(Exercise requirements) Give back the data below word for word. Any image in it should be left out.

== Segment start ==

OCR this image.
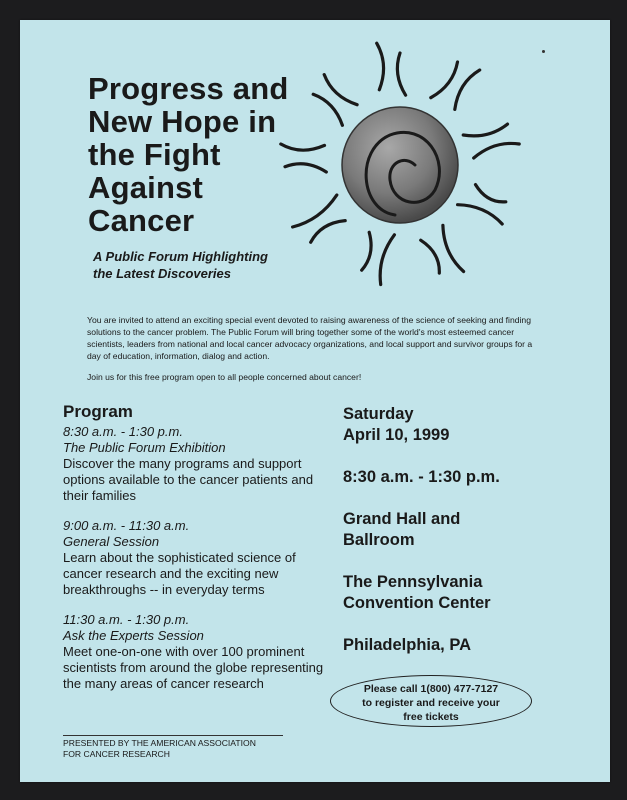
Progress and
New Hope in
the Fight
Against
Cancer
A Public Forum Highlighting
the Latest Discoveries

You are invited to attend an exciting special event devoted to raising awareness of the science of seeking and finding solutions to the cancer problem. The Public Forum will bring together some of the world's most esteemed cancer scientists, leaders from national and local cancer advocacy organizations, and local support and survivor groups for a day of education, information, dialog and action.

Join us for this free program open to all people concerned about cancer!

Program
8:30 a.m. - 1:30 p.m.
The Public Forum Exhibition
Discover the many programs and support options available to the cancer patients and their families
9:00 a.m. - 11:30 a.m.
General Session
Learn about the sophisticated science of cancer research and the exciting new breakthroughs -- in everyday terms
11:30 a.m. - 1:30 p.m.
Ask the Experts Session
Meet one-on-one with over 100 prominent scientists from around the globe representing the many areas of cancer research
PRESENTED BY THE AMERICAN ASSOCIATION
FOR CANCER RESEARCH
Saturday
April 10, 1999
8:30 a.m. - 1:30 p.m.
Grand Hall and
Ballroom
The Pennsylvania
Convention Center
Philadelphia, PA
Please call 1(800) 477-7127
to register and receive your
free tickets
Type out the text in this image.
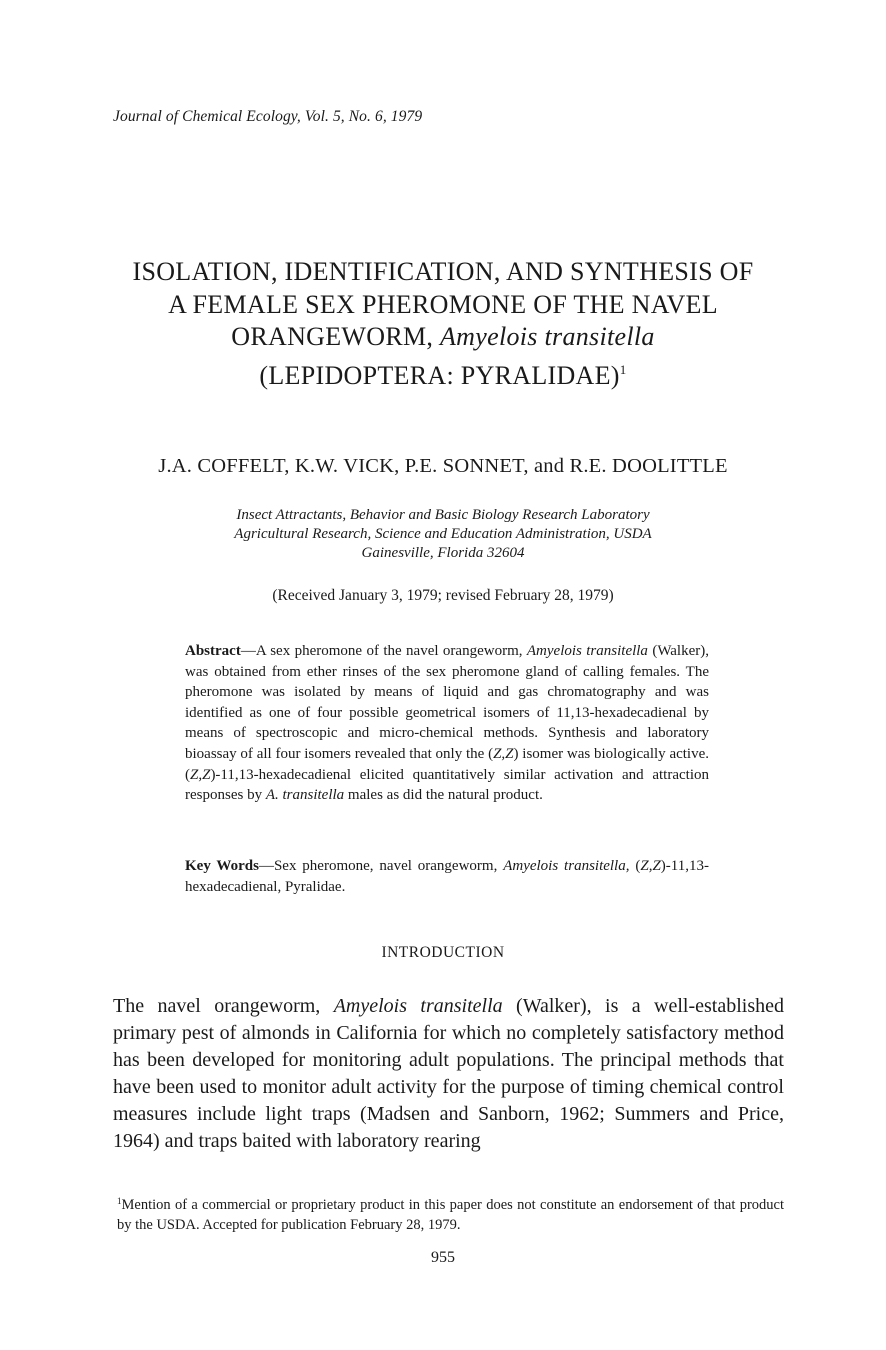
Journal of Chemical Ecology, Vol. 5, No. 6, 1979
ISOLATION, IDENTIFICATION, AND SYNTHESIS OF
A FEMALE SEX PHEROMONE OF THE NAVEL
ORANGEWORM, Amyelois transitella
(LEPIDOPTERA: PYRALIDAE)$^1$
J.A. COFFELT, K.W. VICK, P.E. SONNET, and R.E. DOOLITTLE
Insect Attractants, Behavior and Basic Biology Research Laboratory
Agricultural Research, Science and Education Administration, USDA
Gainesville, Florida 32604
(Received January 3, 1979; revised February 28, 1979)
Abstract—A sex pheromone of the navel orangeworm, Amyelois transitella (Walker), was obtained from ether rinses of the sex pheromone gland of calling females. The pheromone was isolated by means of liquid and gas chromatography and was identified as one of four possible geometrical isomers of 11,13-hexadecadienal by means of spectroscopic and micro-chemical methods. Synthesis and laboratory bioassay of all four isomers revealed that only the (Z,Z) isomer was biologically active. (Z,Z)-11,13-hexadecadienal elicited quantitatively similar activation and attraction responses by A. transitella males as did the natural product.
Key Words—Sex pheromone, navel orangeworm, Amyelois transitella, (Z,Z)-11,13-hexadecadienal, Pyralidae.
INTRODUCTION
The navel orangeworm, Amyelois transitella (Walker), is a well-established primary pest of almonds in California for which no completely satisfactory method has been developed for monitoring adult populations. The principal methods that have been used to monitor adult activity for the purpose of timing chemical control measures include light traps (Madsen and Sanborn, 1962; Summers and Price, 1964) and traps baited with laboratory rearing
$^1$Mention of a commercial or proprietary product in this paper does not constitute an endorsement of that product by the USDA. Accepted for publication February 28, 1979.
955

== Segment end ==

(Answer box)
OCR this image.
Progress and
New Hope in
the Fight
Against
Cancer
A Public Forum Highlighting
the Latest Discoveries

You are invited to attend an exciting special event devoted to raising awareness of the science of seeking and finding solutions to the cancer problem. The Public Forum will bring together some of the world's most esteemed cancer scientists, leaders from national and local cancer advocacy organizations, and local support and survivor groups for a day of education, information, dialog and action.

Join us for this free program open to all people concerned about cancer!

Program
8:30 a.m. - 1:30 p.m.
The Public Forum Exhibition
Discover the many programs and support options available to the cancer patients and their families
9:00 a.m. - 11:30 a.m.
General Session
Learn about the sophisticated science of cancer research and the exciting new breakthroughs -- in everyday terms
11:30 a.m. - 1:30 p.m.
Ask the Experts Session
Meet one-on-one with over 100 prominent scientists from around the globe representing the many areas of cancer research
PRESENTED BY THE AMERICAN ASSOCIATION
FOR CANCER RESEARCH
Saturday
April 10, 1999
8:30 a.m. - 1:30 p.m.
Grand Hall and
Ballroom
The Pennsylvania
Convention Center
Philadelphia, PA
Please call 1(800) 477-7127
to register and receive your
free tickets
Type out the text in this image.
Journal of Chemical Ecology, Vol. 5, No. 6, 1979
ISOLATION, IDENTIFICATION, AND SYNTHESIS OF
A FEMALE SEX PHEROMONE OF THE NAVEL
ORANGEWORM, Amyelois transitella
(LEPIDOPTERA: PYRALIDAE)$^1$
J.A. COFFELT, K.W. VICK, P.E. SONNET, and R.E. DOOLITTLE
Insect Attractants, Behavior and Basic Biology Research Laboratory
Agricultural Research, Science and Education Administration, USDA
Gainesville, Florida 32604
(Received January 3, 1979; revised February 28, 1979)
Abstract—A sex pheromone of the navel orangeworm, Amyelois transitella (Walker), was obtained from ether rinses of the sex pheromone gland of calling females. The pheromone was isolated by means of liquid and gas chromatography and was identified as one of four possible geometrical isomers of 11,13-hexadecadienal by means of spectroscopic and micro-chemical methods. Synthesis and laboratory bioassay of all four isomers revealed that only the (Z,Z) isomer was biologically active. (Z,Z)-11,13-hexadecadienal elicited quantitatively similar activation and attraction responses by A. transitella males as did the natural product.
Key Words—Sex pheromone, navel orangeworm, Amyelois transitella, (Z,Z)-11,13-hexadecadienal, Pyralidae.
INTRODUCTION
The navel orangeworm, Amyelois transitella (Walker), is a well-established primary pest of almonds in California for which no completely satisfactory method has been developed for monitoring adult populations. The principal methods that have been used to monitor adult activity for the purpose of timing chemical control measures include light traps (Madsen and Sanborn, 1962; Summers and Price, 1964) and traps baited with laboratory rearing
$^1$Mention of a commercial or proprietary product in this paper does not constitute an endorsement of that product by the USDA. Accepted for publication February 28, 1979.
955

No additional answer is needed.